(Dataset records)

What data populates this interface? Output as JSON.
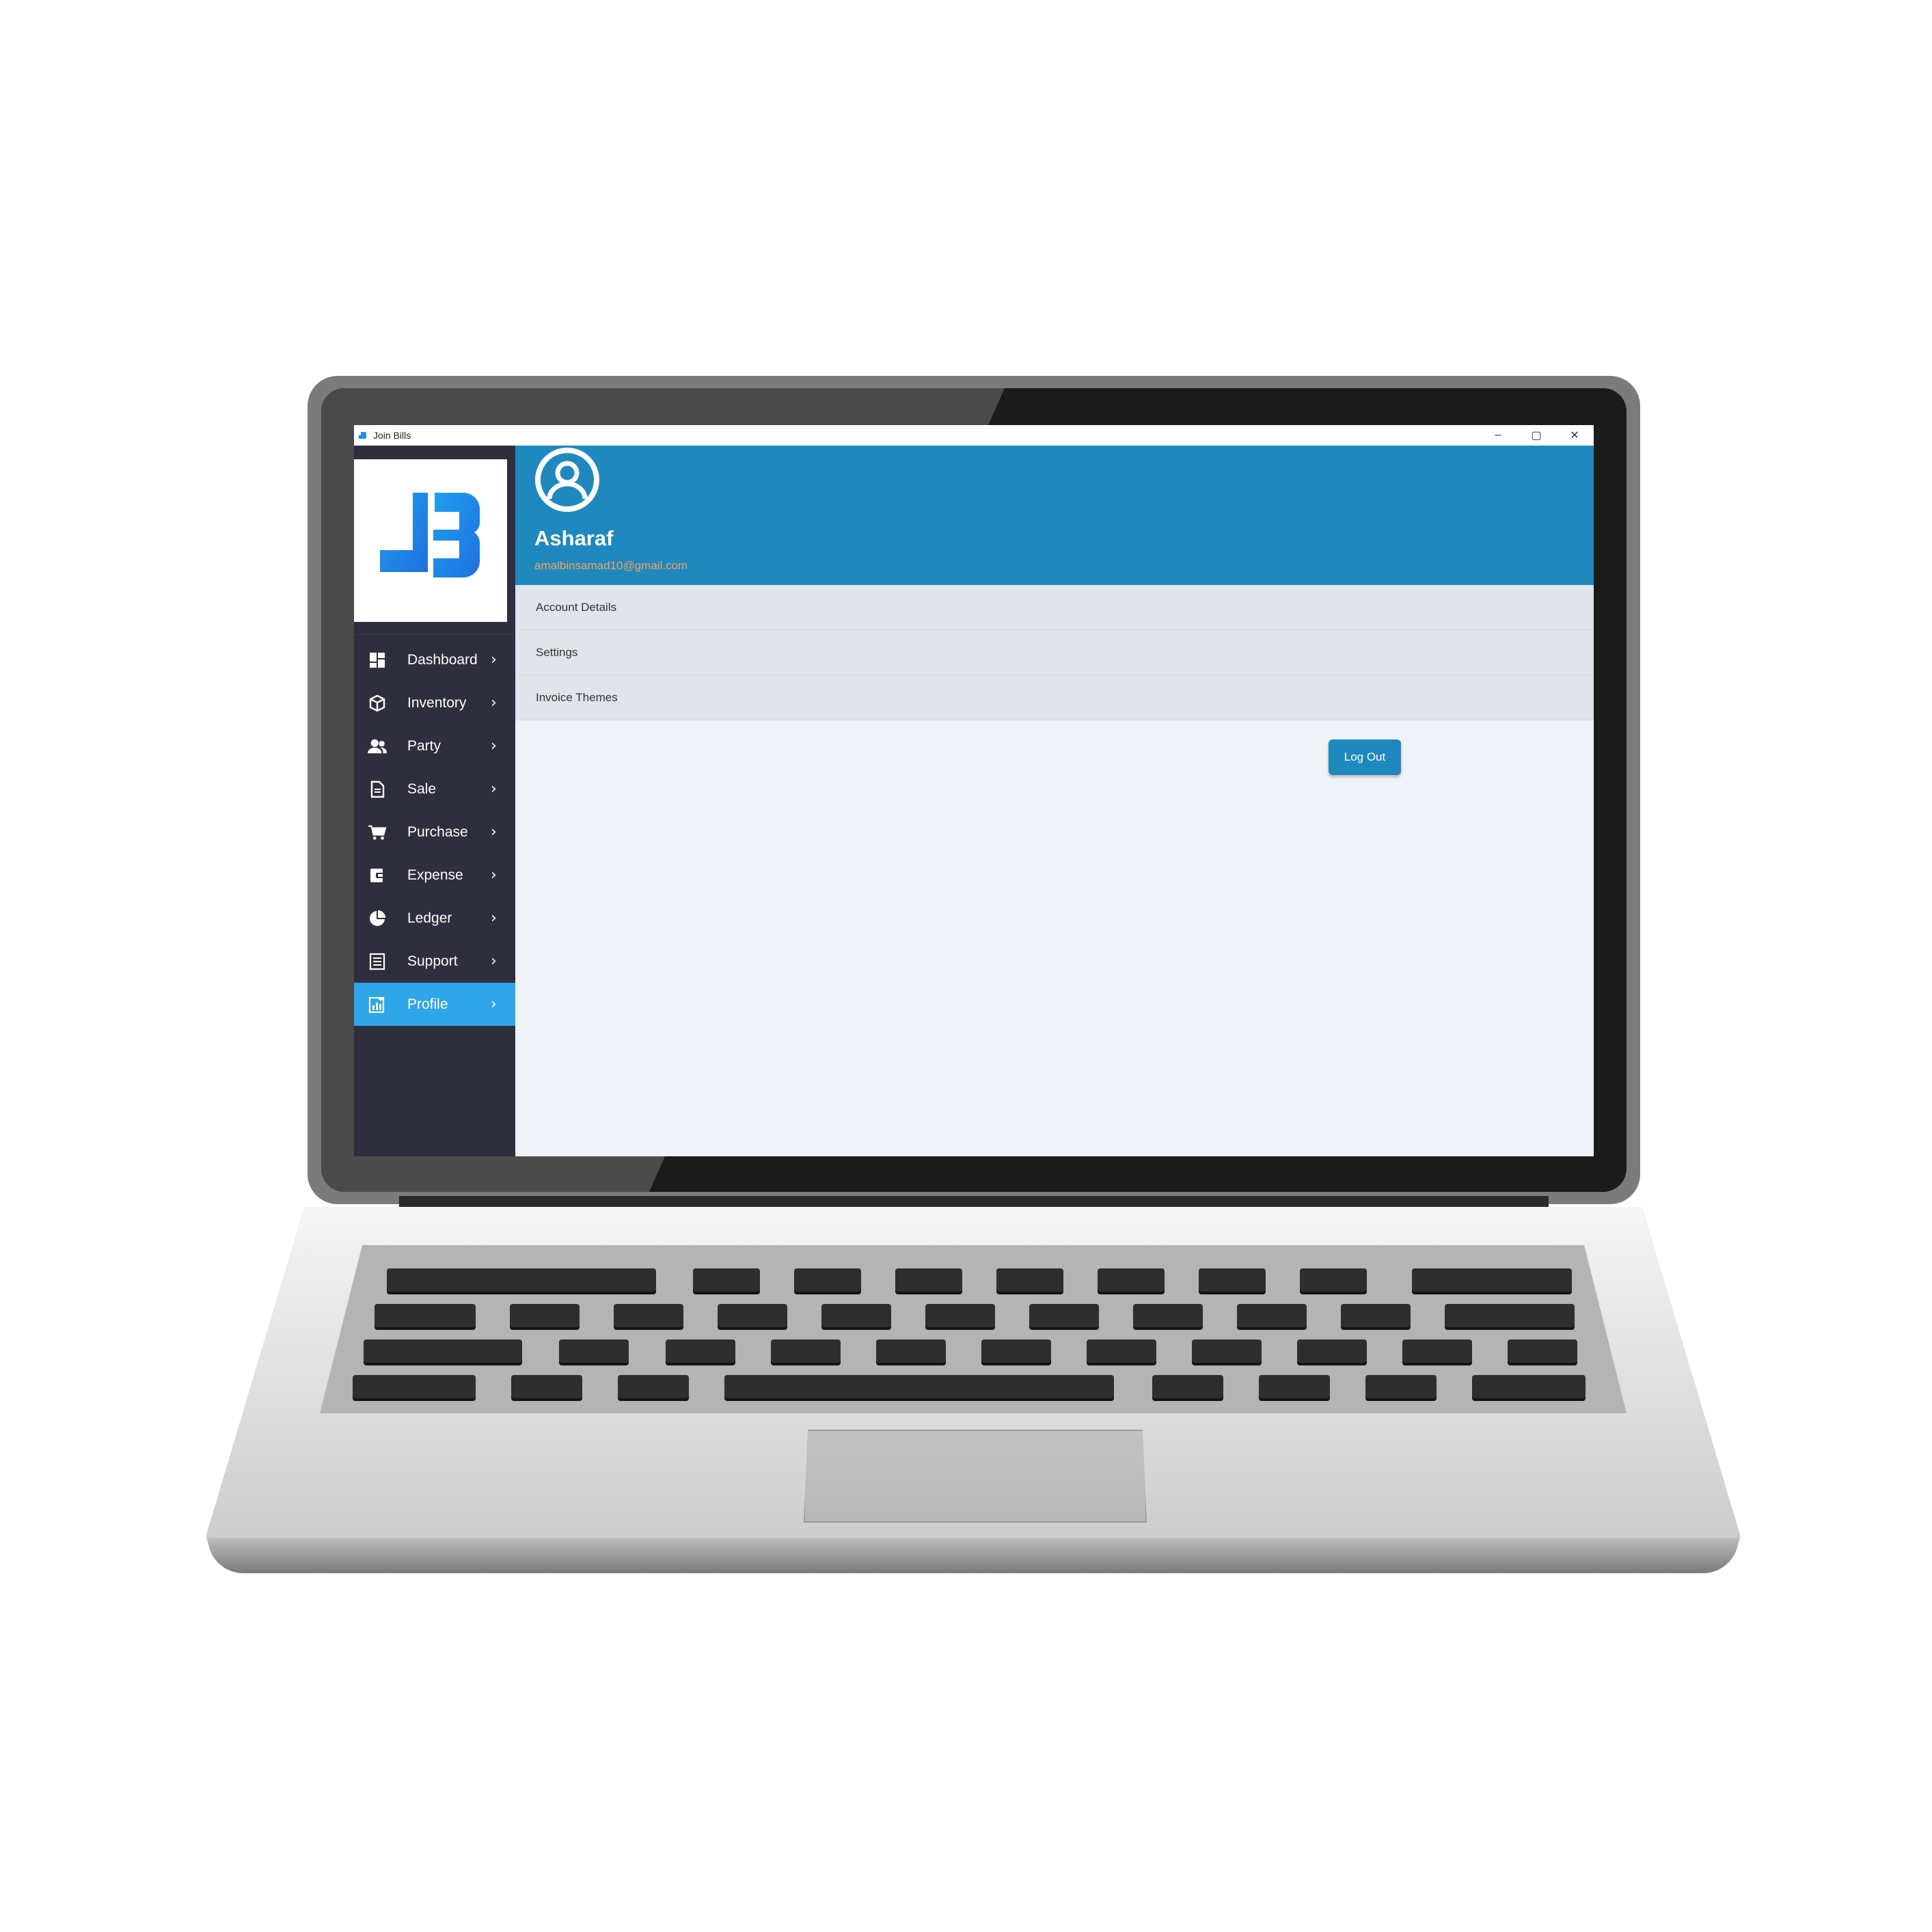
{
  "window": {
    "title": "Join Bills",
    "controls": {
      "minimize": "–",
      "maximize": "▢",
      "close": "✕"
    }
  },
  "sidebar": {
    "items": [
      {
        "label": "Dashboard",
        "icon": "dashboard-icon",
        "chevron": "›",
        "active": false
      },
      {
        "label": "Inventory",
        "icon": "box-icon",
        "chevron": "›",
        "active": false
      },
      {
        "label": "Party",
        "icon": "users-icon",
        "chevron": "›",
        "active": false
      },
      {
        "label": "Sale",
        "icon": "document-icon",
        "chevron": "›",
        "active": false
      },
      {
        "label": "Purchase",
        "icon": "cart-icon",
        "chevron": "›",
        "active": false
      },
      {
        "label": "Expense",
        "icon": "wallet-icon",
        "chevron": "›",
        "active": false
      },
      {
        "label": "Ledger",
        "icon": "pie-chart-icon",
        "chevron": "›",
        "active": false
      },
      {
        "label": "Support",
        "icon": "list-icon",
        "chevron": "›",
        "active": false
      },
      {
        "label": "Profile",
        "icon": "report-icon",
        "chevron": "›",
        "active": true
      }
    ]
  },
  "profile": {
    "name": "Asharaf",
    "email": "amalbinsamad10@gmail.com"
  },
  "menu": {
    "items": [
      "Account Details",
      "Settings",
      "Invoice Themes"
    ]
  },
  "actions": {
    "logout_label": "Log Out"
  },
  "colors": {
    "header_blue": "#1f88bf",
    "sidebar_bg": "#2e2e3e",
    "active_item": "#2fa6ea",
    "email_accent": "#f0a35a"
  }
}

» THE REQUEST
Pictures don't belong in the copy. Transcribe every record exactly as it appears.

» RESULT BELOW
What data populates this interface? Output as JSON.
{
  "window": {
    "title": "Join Bills",
    "controls": {
      "minimize": "–",
      "maximize": "▢",
      "close": "✕"
    }
  },
  "sidebar": {
    "items": [
      {
        "label": "Dashboard",
        "icon": "dashboard-icon",
        "chevron": "›",
        "active": false
      },
      {
        "label": "Inventory",
        "icon": "box-icon",
        "chevron": "›",
        "active": false
      },
      {
        "label": "Party",
        "icon": "users-icon",
        "chevron": "›",
        "active": false
      },
      {
        "label": "Sale",
        "icon": "document-icon",
        "chevron": "›",
        "active": false
      },
      {
        "label": "Purchase",
        "icon": "cart-icon",
        "chevron": "›",
        "active": false
      },
      {
        "label": "Expense",
        "icon": "wallet-icon",
        "chevron": "›",
        "active": false
      },
      {
        "label": "Ledger",
        "icon": "pie-chart-icon",
        "chevron": "›",
        "active": false
      },
      {
        "label": "Support",
        "icon": "list-icon",
        "chevron": "›",
        "active": false
      },
      {
        "label": "Profile",
        "icon": "report-icon",
        "chevron": "›",
        "active": true
      }
    ]
  },
  "profile": {
    "name": "Asharaf",
    "email": "amalbinsamad10@gmail.com"
  },
  "menu": {
    "items": [
      "Account Details",
      "Settings",
      "Invoice Themes"
    ]
  },
  "actions": {
    "logout_label": "Log Out"
  },
  "colors": {
    "header_blue": "#1f88bf",
    "sidebar_bg": "#2e2e3e",
    "active_item": "#2fa6ea",
    "email_accent": "#f0a35a"
  }
}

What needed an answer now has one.